Exercise:
I need all of the entries printed exactly.

══════════════════════════════

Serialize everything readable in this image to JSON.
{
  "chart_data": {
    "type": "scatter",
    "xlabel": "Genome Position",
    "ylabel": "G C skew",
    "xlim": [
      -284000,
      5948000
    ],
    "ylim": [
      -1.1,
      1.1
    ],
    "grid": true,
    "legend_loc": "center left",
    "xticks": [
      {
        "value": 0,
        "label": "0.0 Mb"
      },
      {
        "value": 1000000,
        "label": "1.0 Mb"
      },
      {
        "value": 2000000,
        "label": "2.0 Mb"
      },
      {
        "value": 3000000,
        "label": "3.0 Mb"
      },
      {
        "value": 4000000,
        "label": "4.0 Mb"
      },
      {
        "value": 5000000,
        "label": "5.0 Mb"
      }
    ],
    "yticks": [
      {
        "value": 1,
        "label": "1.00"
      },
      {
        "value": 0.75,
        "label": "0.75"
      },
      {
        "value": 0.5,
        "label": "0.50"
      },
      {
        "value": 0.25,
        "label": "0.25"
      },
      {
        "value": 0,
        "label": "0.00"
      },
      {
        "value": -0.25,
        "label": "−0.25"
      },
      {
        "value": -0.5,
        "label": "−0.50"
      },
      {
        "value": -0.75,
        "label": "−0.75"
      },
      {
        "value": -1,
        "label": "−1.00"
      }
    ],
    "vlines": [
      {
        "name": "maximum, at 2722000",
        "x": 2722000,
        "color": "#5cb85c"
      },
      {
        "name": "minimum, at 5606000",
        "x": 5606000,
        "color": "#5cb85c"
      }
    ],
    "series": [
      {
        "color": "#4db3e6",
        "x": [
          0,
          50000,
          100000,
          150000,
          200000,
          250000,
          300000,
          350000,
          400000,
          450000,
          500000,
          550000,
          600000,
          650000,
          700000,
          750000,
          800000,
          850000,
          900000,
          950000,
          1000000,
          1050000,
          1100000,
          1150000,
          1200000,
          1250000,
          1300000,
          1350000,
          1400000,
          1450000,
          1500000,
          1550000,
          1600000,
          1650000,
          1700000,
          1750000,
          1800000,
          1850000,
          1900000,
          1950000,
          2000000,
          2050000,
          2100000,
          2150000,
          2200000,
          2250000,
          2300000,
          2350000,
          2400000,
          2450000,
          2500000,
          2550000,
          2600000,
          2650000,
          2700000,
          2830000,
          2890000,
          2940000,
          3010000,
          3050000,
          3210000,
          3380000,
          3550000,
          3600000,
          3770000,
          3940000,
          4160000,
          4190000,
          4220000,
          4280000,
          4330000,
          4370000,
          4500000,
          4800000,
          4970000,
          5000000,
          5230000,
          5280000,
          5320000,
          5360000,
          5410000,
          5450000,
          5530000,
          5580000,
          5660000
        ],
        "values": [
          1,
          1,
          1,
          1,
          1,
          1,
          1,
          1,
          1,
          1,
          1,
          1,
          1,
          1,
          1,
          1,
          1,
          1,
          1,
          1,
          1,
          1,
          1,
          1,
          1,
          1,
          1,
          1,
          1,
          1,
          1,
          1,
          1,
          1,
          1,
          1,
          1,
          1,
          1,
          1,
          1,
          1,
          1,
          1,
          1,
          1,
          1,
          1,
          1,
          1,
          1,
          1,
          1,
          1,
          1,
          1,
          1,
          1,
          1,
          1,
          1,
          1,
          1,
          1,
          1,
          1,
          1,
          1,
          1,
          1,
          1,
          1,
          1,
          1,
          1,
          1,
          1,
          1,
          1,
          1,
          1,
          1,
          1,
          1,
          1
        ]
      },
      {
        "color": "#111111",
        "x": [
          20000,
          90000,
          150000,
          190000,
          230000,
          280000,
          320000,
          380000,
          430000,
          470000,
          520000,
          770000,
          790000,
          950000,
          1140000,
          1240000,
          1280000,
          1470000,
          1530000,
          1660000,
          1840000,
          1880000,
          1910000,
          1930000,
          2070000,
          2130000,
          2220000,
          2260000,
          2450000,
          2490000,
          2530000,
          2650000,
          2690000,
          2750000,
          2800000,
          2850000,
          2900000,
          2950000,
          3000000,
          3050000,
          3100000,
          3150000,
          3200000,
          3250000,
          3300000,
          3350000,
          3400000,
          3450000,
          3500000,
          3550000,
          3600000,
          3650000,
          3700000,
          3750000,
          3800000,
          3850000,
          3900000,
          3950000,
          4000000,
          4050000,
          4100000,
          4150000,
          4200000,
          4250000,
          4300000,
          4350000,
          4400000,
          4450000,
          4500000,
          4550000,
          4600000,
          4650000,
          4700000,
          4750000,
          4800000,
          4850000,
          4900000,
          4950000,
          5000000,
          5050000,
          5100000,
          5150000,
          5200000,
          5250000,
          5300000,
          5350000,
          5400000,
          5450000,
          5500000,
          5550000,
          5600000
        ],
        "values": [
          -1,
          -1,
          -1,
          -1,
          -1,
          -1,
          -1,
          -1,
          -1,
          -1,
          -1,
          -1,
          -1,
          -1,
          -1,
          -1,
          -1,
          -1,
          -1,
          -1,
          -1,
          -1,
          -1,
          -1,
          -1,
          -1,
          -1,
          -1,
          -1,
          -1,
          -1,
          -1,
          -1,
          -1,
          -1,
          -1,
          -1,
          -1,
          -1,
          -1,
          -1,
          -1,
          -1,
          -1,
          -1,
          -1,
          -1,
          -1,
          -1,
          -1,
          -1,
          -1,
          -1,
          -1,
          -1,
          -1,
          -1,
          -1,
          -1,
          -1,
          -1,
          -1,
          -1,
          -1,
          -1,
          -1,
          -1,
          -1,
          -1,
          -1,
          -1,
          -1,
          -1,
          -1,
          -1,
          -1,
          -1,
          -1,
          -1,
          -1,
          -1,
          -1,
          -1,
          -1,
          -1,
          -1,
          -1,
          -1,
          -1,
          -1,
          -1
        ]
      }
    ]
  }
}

══════════════════════════════

Result of this task:
Serialize everything readable in this image to JSON.
{
  "chart_data": {
    "type": "scatter",
    "xlabel": "Genome Position",
    "ylabel": "G C skew",
    "xlim": [
      -284000,
      5948000
    ],
    "ylim": [
      -1.1,
      1.1
    ],
    "grid": true,
    "legend_loc": "center left",
    "xticks": [
      {
        "value": 0,
        "label": "0.0 Mb"
      },
      {
        "value": 1000000,
        "label": "1.0 Mb"
      },
      {
        "value": 2000000,
        "label": "2.0 Mb"
      },
      {
        "value": 3000000,
        "label": "3.0 Mb"
      },
      {
        "value": 4000000,
        "label": "4.0 Mb"
      },
      {
        "value": 5000000,
        "label": "5.0 Mb"
      }
    ],
    "yticks": [
      {
        "value": 1,
        "label": "1.00"
      },
      {
        "value": 0.75,
        "label": "0.75"
      },
      {
        "value": 0.5,
        "label": "0.50"
      },
      {
        "value": 0.25,
        "label": "0.25"
      },
      {
        "value": 0,
        "label": "0.00"
      },
      {
        "value": -0.25,
        "label": "−0.25"
      },
      {
        "value": -0.5,
        "label": "−0.50"
      },
      {
        "value": -0.75,
        "label": "−0.75"
      },
      {
        "value": -1,
        "label": "−1.00"
      }
    ],
    "vlines": [
      {
        "name": "maximum, at 2722000",
        "x": 2722000,
        "color": "#5cb85c"
      },
      {
        "name": "minimum, at 5606000",
        "x": 5606000,
        "color": "#5cb85c"
      }
    ],
    "series": [
      {
        "color": "#4db3e6",
        "x": [
          0,
          50000,
          100000,
          150000,
          200000,
          250000,
          300000,
          350000,
          400000,
          450000,
          500000,
          550000,
          600000,
          650000,
          700000,
          750000,
          800000,
          850000,
          900000,
          950000,
          1000000,
          1050000,
          1100000,
          1150000,
          1200000,
          1250000,
          1300000,
          1350000,
          1400000,
          1450000,
          1500000,
          1550000,
          1600000,
          1650000,
          1700000,
          1750000,
          1800000,
          1850000,
          1900000,
          1950000,
          2000000,
          2050000,
          2100000,
          2150000,
          2200000,
          2250000,
          2300000,
          2350000,
          2400000,
          2450000,
          2500000,
          2550000,
          2600000,
          2650000,
          2700000,
          2830000,
          2890000,
          2940000,
          3010000,
          3050000,
          3210000,
          3380000,
          3550000,
          3600000,
          3770000,
          3940000,
          4160000,
          4190000,
          4220000,
          4280000,
          4330000,
          4370000,
          4500000,
          4800000,
          4970000,
          5000000,
          5230000,
          5280000,
          5320000,
          5360000,
          5410000,
          5450000,
          5530000,
          5580000,
          5660000
        ],
        "values": [
          1,
          1,
          1,
          1,
          1,
          1,
          1,
          1,
          1,
          1,
          1,
          1,
          1,
          1,
          1,
          1,
          1,
          1,
          1,
          1,
          1,
          1,
          1,
          1,
          1,
          1,
          1,
          1,
          1,
          1,
          1,
          1,
          1,
          1,
          1,
          1,
          1,
          1,
          1,
          1,
          1,
          1,
          1,
          1,
          1,
          1,
          1,
          1,
          1,
          1,
          1,
          1,
          1,
          1,
          1,
          1,
          1,
          1,
          1,
          1,
          1,
          1,
          1,
          1,
          1,
          1,
          1,
          1,
          1,
          1,
          1,
          1,
          1,
          1,
          1,
          1,
          1,
          1,
          1,
          1,
          1,
          1,
          1,
          1,
          1
        ]
      },
      {
        "color": "#111111",
        "x": [
          20000,
          90000,
          150000,
          190000,
          230000,
          280000,
          320000,
          380000,
          430000,
          470000,
          520000,
          770000,
          790000,
          950000,
          1140000,
          1240000,
          1280000,
          1470000,
          1530000,
          1660000,
          1840000,
          1880000,
          1910000,
          1930000,
          2070000,
          2130000,
          2220000,
          2260000,
          2450000,
          2490000,
          2530000,
          2650000,
          2690000,
          2750000,
          2800000,
          2850000,
          2900000,
          2950000,
          3000000,
          3050000,
          3100000,
          3150000,
          3200000,
          3250000,
          3300000,
          3350000,
          3400000,
          3450000,
          3500000,
          3550000,
          3600000,
          3650000,
          3700000,
          3750000,
          3800000,
          3850000,
          3900000,
          3950000,
          4000000,
          4050000,
          4100000,
          4150000,
          4200000,
          4250000,
          4300000,
          4350000,
          4400000,
          4450000,
          4500000,
          4550000,
          4600000,
          4650000,
          4700000,
          4750000,
          4800000,
          4850000,
          4900000,
          4950000,
          5000000,
          5050000,
          5100000,
          5150000,
          5200000,
          5250000,
          5300000,
          5350000,
          5400000,
          5450000,
          5500000,
          5550000,
          5600000
        ],
        "values": [
          -1,
          -1,
          -1,
          -1,
          -1,
          -1,
          -1,
          -1,
          -1,
          -1,
          -1,
          -1,
          -1,
          -1,
          -1,
          -1,
          -1,
          -1,
          -1,
          -1,
          -1,
          -1,
          -1,
          -1,
          -1,
          -1,
          -1,
          -1,
          -1,
          -1,
          -1,
          -1,
          -1,
          -1,
          -1,
          -1,
          -1,
          -1,
          -1,
          -1,
          -1,
          -1,
          -1,
          -1,
          -1,
          -1,
          -1,
          -1,
          -1,
          -1,
          -1,
          -1,
          -1,
          -1,
          -1,
          -1,
          -1,
          -1,
          -1,
          -1,
          -1,
          -1,
          -1,
          -1,
          -1,
          -1,
          -1,
          -1,
          -1,
          -1,
          -1,
          -1,
          -1,
          -1,
          -1,
          -1,
          -1,
          -1,
          -1,
          -1,
          -1,
          -1,
          -1,
          -1,
          -1,
          -1,
          -1,
          -1,
          -1,
          -1,
          -1
        ]
      }
    ]
  }
}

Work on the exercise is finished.